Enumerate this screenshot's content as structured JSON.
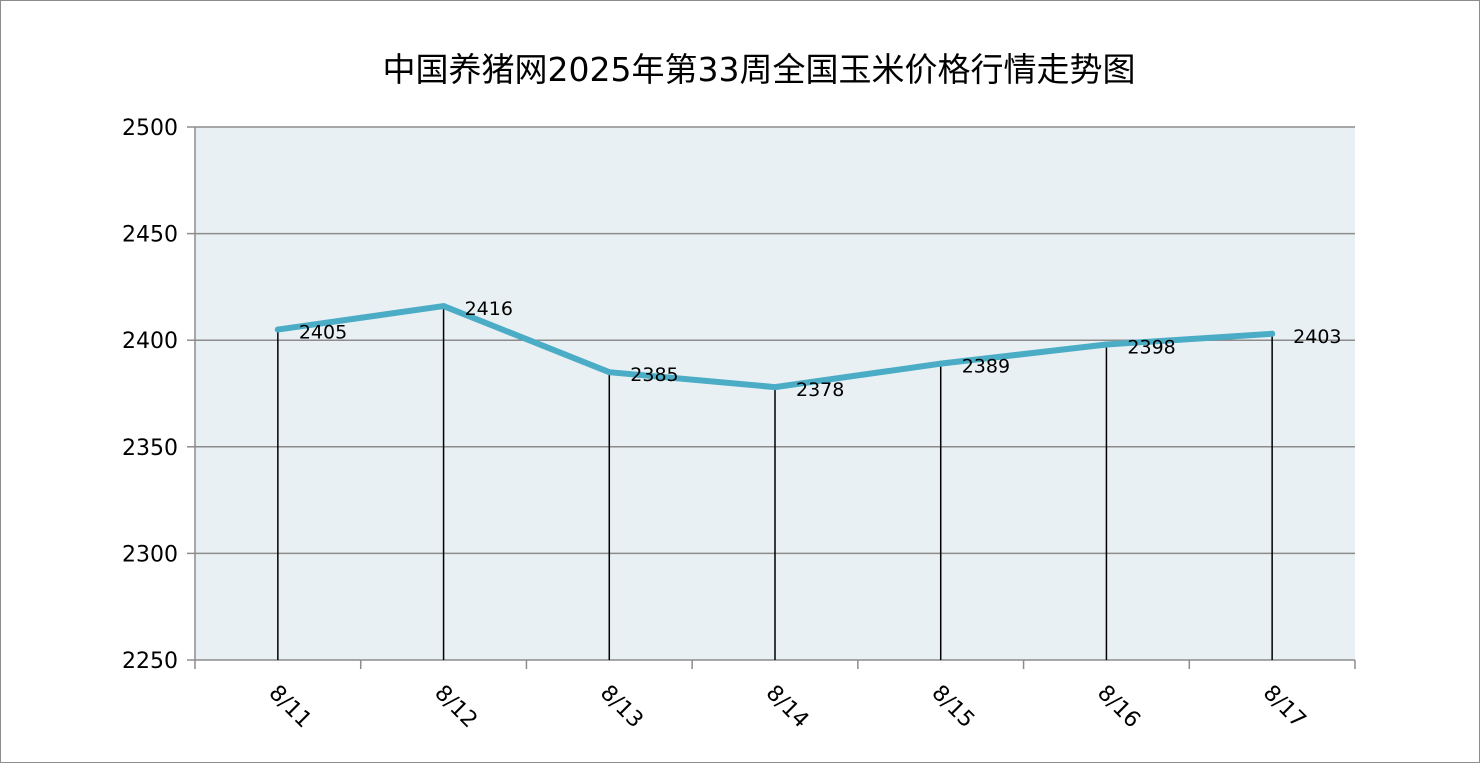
{
  "chart_data": {
    "type": "line",
    "title": "中国养猪网2025年第33周全国玉米价格行情走势图",
    "categories": [
      "8/11",
      "8/12",
      "8/13",
      "8/14",
      "8/15",
      "8/16",
      "8/17"
    ],
    "series": [
      {
        "values": [
          2405,
          2416,
          2385,
          2378,
          2389,
          2398,
          2403
        ]
      }
    ],
    "data_labels": [
      "2405",
      "2416",
      "2385",
      "2378",
      "2389",
      "2398",
      "2403"
    ],
    "ylim": [
      2250,
      2500
    ],
    "yticks": [
      2250,
      2300,
      2350,
      2400,
      2450,
      2500
    ],
    "ytick_labels": [
      "2250",
      "2300",
      "2350",
      "2400",
      "2450",
      "2500"
    ],
    "grid": true,
    "legend": "none",
    "drop_lines": true,
    "colors": {
      "line": "#4bacc6",
      "plot_background": "#e8f0f3",
      "grid": "#8c8c8c",
      "drop_line": "#000000",
      "axis": "#8c8c8c"
    }
  }
}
--
■ Exercise description
Drop the images and repeat the data exactly.

■ Correct result
Enumerate this screenshot's content as structured JSON.
{
  "chart_data": {
    "type": "line",
    "title": "中国养猪网2025年第33周全国玉米价格行情走势图",
    "categories": [
      "8/11",
      "8/12",
      "8/13",
      "8/14",
      "8/15",
      "8/16",
      "8/17"
    ],
    "series": [
      {
        "values": [
          2405,
          2416,
          2385,
          2378,
          2389,
          2398,
          2403
        ]
      }
    ],
    "data_labels": [
      "2405",
      "2416",
      "2385",
      "2378",
      "2389",
      "2398",
      "2403"
    ],
    "ylim": [
      2250,
      2500
    ],
    "yticks": [
      2250,
      2300,
      2350,
      2400,
      2450,
      2500
    ],
    "ytick_labels": [
      "2250",
      "2300",
      "2350",
      "2400",
      "2450",
      "2500"
    ],
    "grid": true,
    "legend": "none",
    "drop_lines": true,
    "colors": {
      "line": "#4bacc6",
      "plot_background": "#e8f0f3",
      "grid": "#8c8c8c",
      "drop_line": "#000000",
      "axis": "#8c8c8c"
    }
  }
}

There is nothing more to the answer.